Reputation: 98
I need to build a regex that match words with these patterns:
Letters and numbers:
A35, 35A, B503X, 1ABC5
Letters and numbers separated by "-", "/", "\":
AB-10, 10-AB, A10-BA, BA-A10, etc...
I wrote this regex for it:
\b[A-Za-z]+(?=[(?<!\-|\\|\/)\d]+)[(?<!\-|\\|\/)\w]+\b|\b[0-9]+(?=[(?<!\-|\\|\/)A-Za-z]+)[(?<!\-|\\|\/)\w]+\b
It works partially, but it's match only letters or only numbers separated by symbols. Example:
10-10, open-office, etc.
And I don't wanna this matches.
I guess that my regex is very repetitive and somewhat ugly. But it's what I have for now.
Could anyone help me?
I'm using java/groovy.
Thanks in advance.
Upvotes: 2
Views: 7706
Reputation: 27585
Excuse me to write my solution in Python, I don't know enough Java to write in Java.
pat = re.compile('(?=(?:([A-Z])|[0-9])' ## This part verifies that
'[^ ]*' ## there are at least one
'(?(1)\d|[A-Z]))' ## letter and one digit.
'('
'(?:(?<=[ ,])[A-Z0-9]|\A[A-Z0-9])' # start of second group
'[A-Z0-9-/\\\\]*'
'[A-Z0-9](?= |\Z|,)' # end of second group
')',
re.IGNORECASE) # this group 2 catches the string
.
My solution catches the desired string in the second group: ((?:(?<={ ,])[A-Z0-9]|\A[A-Z0-9])[A-Z0-9-/\\\\]*[A-Z0-9](?= |\Z|,))
.
The part before it verifies that one letter at least and one digit at least are present in the catched string:
(?(1)\d|[A-Z])

#####

From the regex thread, extract the part that opens with the words containing "Reputation: 98" and closes with "I'm using java/groovy.". The data that comes next has no connection to the regex thread.

DATASET SECTION:
#####

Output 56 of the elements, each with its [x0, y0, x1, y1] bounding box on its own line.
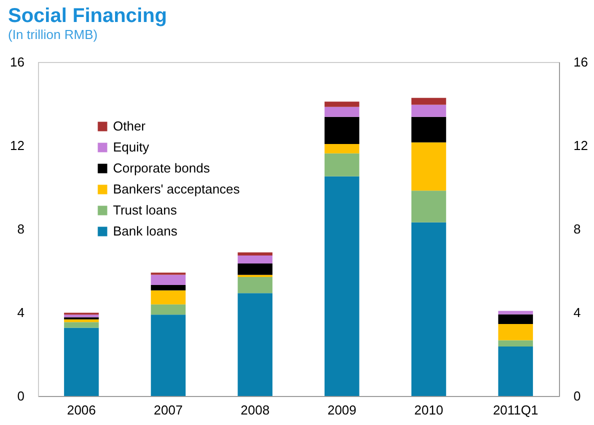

#####

SOLUTION:
Reputation: 98
I need to build a regex that match words with these patterns:
Letters and numbers:
A35, 35A, B503X, 1ABC5
Letters and numbers separated by "-", "/", "\":
AB-10, 10-AB, A10-BA, BA-A10, etc...
I wrote this regex for it:
\b[A-Za-z]+(?=[(?<!\-|\\|\/)\d]+)[(?<!\-|\\|\/)\w]+\b|\b[0-9]+(?=[(?<!\-|\\|\/)A-Za-z]+)[(?<!\-|\\|\/)\w]+\b
It works partially, but it's match only letters or only numbers separated by symbols. Example:
10-10, open-office, etc.
And I don't wanna this matches.
I guess that my regex is very repetitive and somewhat ugly. But it's what I have for now.
Could anyone help me?
I'm using java/groovy.